■ **Work to do**
Going through the material below, please gather all lines with the word "type" in them.
# Input material start
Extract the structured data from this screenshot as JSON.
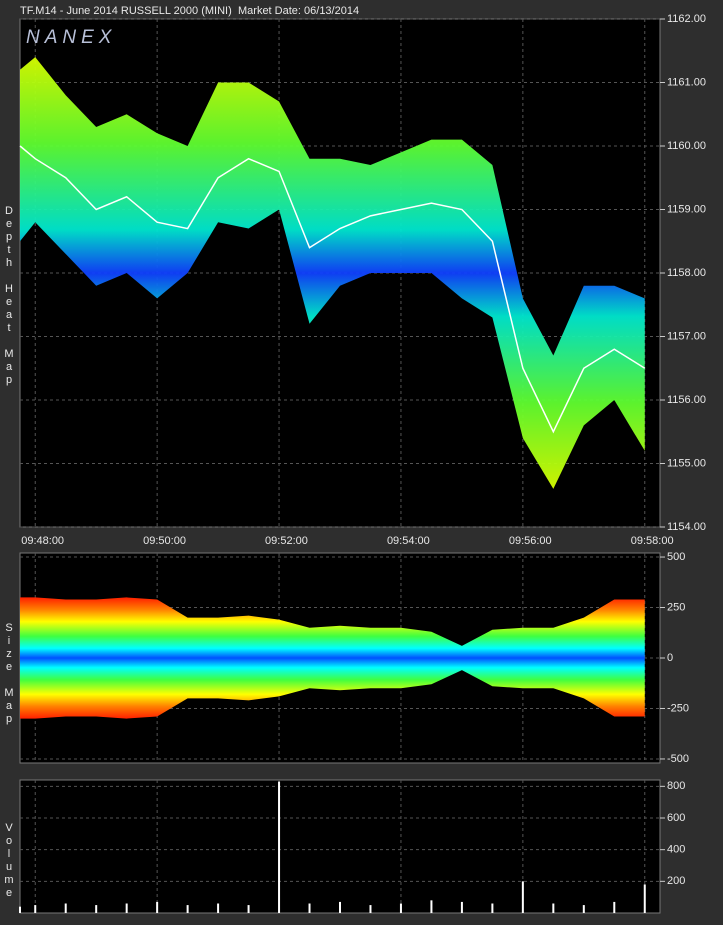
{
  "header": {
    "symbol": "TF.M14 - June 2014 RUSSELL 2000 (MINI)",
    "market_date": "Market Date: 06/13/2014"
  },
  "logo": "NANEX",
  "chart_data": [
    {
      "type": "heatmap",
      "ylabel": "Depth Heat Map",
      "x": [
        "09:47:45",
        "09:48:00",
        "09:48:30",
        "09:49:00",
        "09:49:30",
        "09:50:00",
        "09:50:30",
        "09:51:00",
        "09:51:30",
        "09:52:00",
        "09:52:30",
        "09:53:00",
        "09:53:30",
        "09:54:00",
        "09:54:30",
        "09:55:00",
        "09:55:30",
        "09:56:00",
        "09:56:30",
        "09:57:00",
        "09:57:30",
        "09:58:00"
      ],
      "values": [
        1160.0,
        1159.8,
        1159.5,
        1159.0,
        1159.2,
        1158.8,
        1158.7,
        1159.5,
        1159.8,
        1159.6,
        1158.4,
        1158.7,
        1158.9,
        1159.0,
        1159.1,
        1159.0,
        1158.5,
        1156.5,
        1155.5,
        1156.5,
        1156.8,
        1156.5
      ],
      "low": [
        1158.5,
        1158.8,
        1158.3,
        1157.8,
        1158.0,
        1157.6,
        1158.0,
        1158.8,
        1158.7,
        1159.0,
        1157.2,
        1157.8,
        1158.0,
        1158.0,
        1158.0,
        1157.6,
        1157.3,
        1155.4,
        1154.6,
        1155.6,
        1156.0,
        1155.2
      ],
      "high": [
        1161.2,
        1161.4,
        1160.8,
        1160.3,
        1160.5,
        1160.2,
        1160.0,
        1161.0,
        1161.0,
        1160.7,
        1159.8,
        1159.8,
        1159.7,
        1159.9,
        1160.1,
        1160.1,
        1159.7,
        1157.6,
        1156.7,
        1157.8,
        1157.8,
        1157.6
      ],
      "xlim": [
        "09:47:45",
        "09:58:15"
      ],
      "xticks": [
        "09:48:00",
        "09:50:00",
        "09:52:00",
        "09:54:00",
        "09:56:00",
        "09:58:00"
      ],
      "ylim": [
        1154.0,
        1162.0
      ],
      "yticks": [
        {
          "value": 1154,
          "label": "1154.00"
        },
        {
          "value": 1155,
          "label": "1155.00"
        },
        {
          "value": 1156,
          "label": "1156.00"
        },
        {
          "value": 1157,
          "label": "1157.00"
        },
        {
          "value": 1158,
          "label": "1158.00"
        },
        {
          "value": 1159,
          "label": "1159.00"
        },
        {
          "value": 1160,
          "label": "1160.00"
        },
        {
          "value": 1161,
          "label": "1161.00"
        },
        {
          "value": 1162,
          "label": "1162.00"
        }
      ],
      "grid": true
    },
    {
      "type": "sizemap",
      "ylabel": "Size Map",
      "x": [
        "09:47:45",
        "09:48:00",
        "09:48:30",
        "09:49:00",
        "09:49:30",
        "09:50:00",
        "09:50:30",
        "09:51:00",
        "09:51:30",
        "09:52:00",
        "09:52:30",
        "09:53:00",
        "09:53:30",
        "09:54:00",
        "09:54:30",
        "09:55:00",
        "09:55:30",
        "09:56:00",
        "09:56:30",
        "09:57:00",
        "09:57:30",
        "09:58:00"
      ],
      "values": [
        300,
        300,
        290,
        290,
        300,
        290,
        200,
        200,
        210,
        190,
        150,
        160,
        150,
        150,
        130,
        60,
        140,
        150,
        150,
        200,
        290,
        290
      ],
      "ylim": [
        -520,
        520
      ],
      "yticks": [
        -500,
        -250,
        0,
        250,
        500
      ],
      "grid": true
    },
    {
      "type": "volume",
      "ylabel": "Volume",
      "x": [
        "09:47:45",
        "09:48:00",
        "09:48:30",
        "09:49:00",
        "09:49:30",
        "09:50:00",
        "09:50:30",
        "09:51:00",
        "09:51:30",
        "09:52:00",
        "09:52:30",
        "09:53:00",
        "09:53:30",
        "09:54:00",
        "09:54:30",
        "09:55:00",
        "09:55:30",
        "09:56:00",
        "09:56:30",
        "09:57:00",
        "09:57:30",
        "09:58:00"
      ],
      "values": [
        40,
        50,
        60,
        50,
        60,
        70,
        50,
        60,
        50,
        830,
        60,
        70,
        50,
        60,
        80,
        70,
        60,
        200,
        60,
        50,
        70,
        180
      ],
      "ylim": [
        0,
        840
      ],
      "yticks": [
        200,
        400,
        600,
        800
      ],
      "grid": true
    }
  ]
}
# Input material end
# Input material start
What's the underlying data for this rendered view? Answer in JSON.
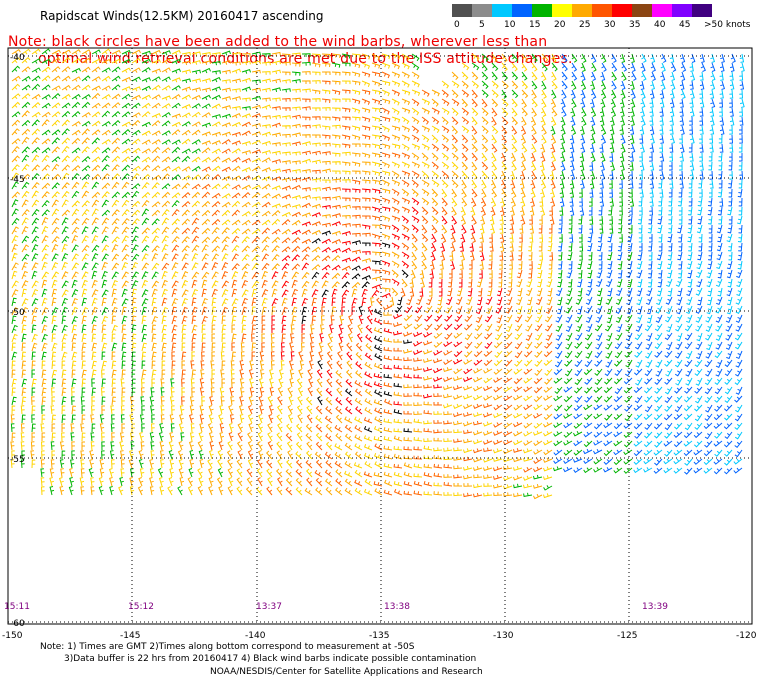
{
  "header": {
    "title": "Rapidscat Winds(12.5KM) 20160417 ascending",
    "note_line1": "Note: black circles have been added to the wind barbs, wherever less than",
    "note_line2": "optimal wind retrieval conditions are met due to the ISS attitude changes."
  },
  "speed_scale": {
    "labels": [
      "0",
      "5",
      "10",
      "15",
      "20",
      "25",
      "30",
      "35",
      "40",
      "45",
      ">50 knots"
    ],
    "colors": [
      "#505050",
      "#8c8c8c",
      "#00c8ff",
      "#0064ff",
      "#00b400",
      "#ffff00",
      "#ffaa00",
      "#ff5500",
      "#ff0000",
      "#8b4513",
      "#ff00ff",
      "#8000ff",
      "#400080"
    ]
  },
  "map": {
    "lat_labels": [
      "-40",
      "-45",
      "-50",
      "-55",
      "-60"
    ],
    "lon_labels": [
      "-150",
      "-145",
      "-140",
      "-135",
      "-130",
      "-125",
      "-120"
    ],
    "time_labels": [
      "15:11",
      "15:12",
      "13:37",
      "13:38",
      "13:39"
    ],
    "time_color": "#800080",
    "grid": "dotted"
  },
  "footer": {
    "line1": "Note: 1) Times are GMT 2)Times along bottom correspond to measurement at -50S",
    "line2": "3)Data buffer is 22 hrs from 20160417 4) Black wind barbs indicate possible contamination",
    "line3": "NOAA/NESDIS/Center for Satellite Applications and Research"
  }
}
# Input material end
# Input material start
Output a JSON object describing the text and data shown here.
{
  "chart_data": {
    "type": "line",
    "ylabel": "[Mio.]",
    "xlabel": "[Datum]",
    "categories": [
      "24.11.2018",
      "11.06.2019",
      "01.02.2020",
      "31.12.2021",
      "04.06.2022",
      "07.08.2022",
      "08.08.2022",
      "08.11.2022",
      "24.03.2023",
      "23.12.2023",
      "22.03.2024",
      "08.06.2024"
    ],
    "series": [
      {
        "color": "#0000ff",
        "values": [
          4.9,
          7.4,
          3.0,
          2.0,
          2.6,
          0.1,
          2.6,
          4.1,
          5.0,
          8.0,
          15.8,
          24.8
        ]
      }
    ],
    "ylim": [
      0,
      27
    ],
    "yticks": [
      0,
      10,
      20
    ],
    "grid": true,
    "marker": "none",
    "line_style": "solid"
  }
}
# Input material end
■ **Solution to the problem**
      "type": "heatmap",
      "type": "sizemap",
      "type": "volume",
    "type": "line",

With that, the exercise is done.